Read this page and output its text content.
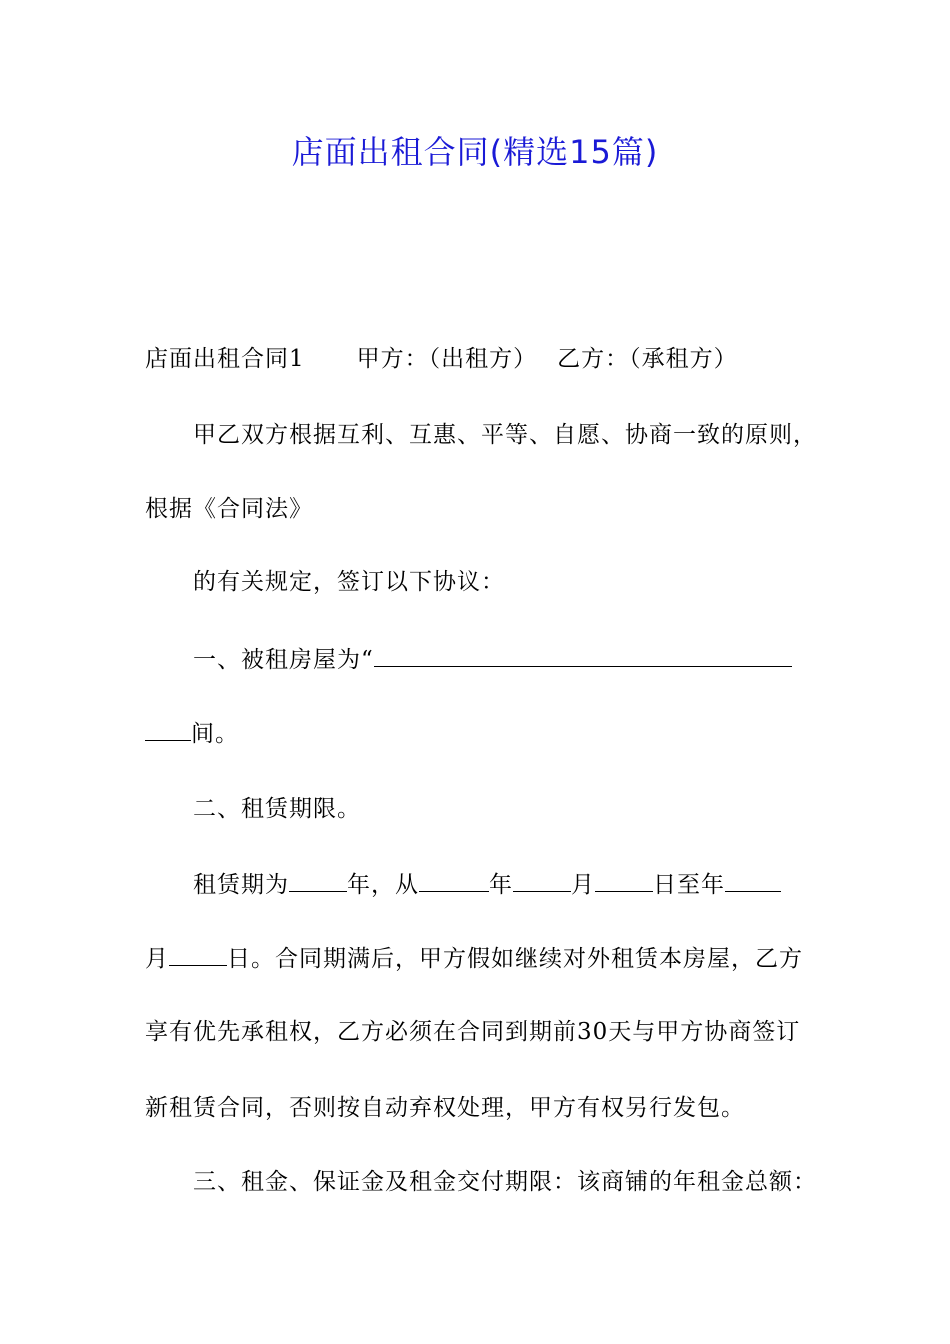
店面出租合同(精选15篇)
店面出租合同1 甲方：（出租方） 乙方：（承租方）
甲乙双方根据互利、互惠、平等、自愿、协商一致的原则，
根据《合同法》
的有关规定，签订以下协议：
一、被租房屋为“
间。
二、租赁期限。
租赁期为	年，从	年	月	日至年
月	日。合同期满后，甲方假如继续对外租赁本房屋，乙方
享有优先承租权，乙方必须在合同到期前30天与甲方协商签订
新租赁合同，否则按自动弃权处理，甲方有权另行发包。
三、租金、保证金及租金交付期限：该商铺的年租金总额：
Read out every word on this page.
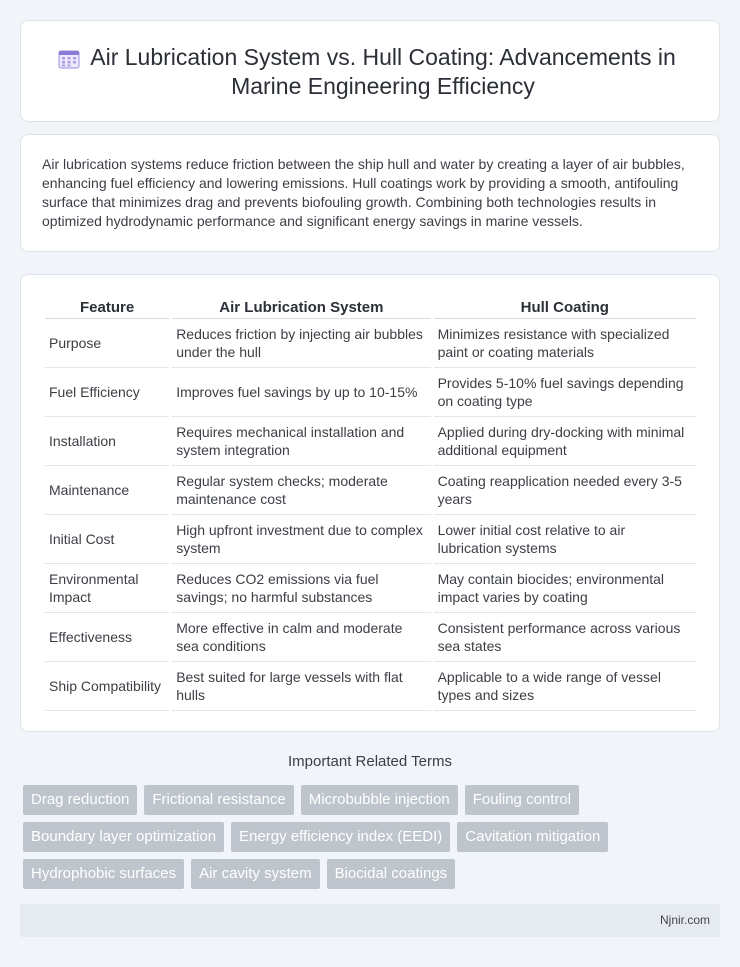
Air Lubrication System vs. Hull Coating: Advancements in Marine Engineering Efficiency

Air lubrication systems reduce friction between the ship hull and water by creating a layer of air bubbles, enhancing fuel efficiency and lowering emissions. Hull coatings work by providing a smooth, antifouling surface that minimizes drag and prevents biofouling growth. Combining both technologies results in optimized hydrodynamic performance and significant energy savings in marine vessels.

Feature	Air Lubrication System	Hull Coating
Purpose	Reduces friction by injecting air bubbles under the hull	Minimizes resistance with specialized paint or coating materials
Fuel Efficiency	Improves fuel savings by up to 10-15%	Provides 5-10% fuel savings depending on coating type
Installation	Requires mechanical installation and system integration	Applied during dry-docking with minimal additional equipment
Maintenance	Regular system checks; moderate maintenance cost	Coating reapplication needed every 3-5 years
Initial Cost	High upfront investment due to complex system	Lower initial cost relative to air lubrication systems
Environmental Impact	Reduces CO2 emissions via fuel savings; no harmful substances	May contain biocides; environmental impact varies by coating
Effectiveness	More effective in calm and moderate sea conditions	Consistent performance across various sea states
Ship Compatibility	Best suited for large vessels with flat hulls	Applicable to a wide range of vessel types and sizes
Important Related Terms
Drag reduction	Frictional resistance	Microbubble injection	Fouling control
Boundary layer optimization	Energy efficiency index (EEDI)	Cavitation mitigation
Hydrophobic surfaces	Air cavity system	Biocidal coatings
Njnir.com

- **EXERCISE**: Report every line containing the word "resistance" from the listing above.

- **ANSWER FOR THE TASK**:
Purpose	Reduces friction by injecting air bubbles under the hull	Minimizes resistance with specialized paint or coating materials
Drag reduction	Frictional resistance	Microbubble injection	Fouling control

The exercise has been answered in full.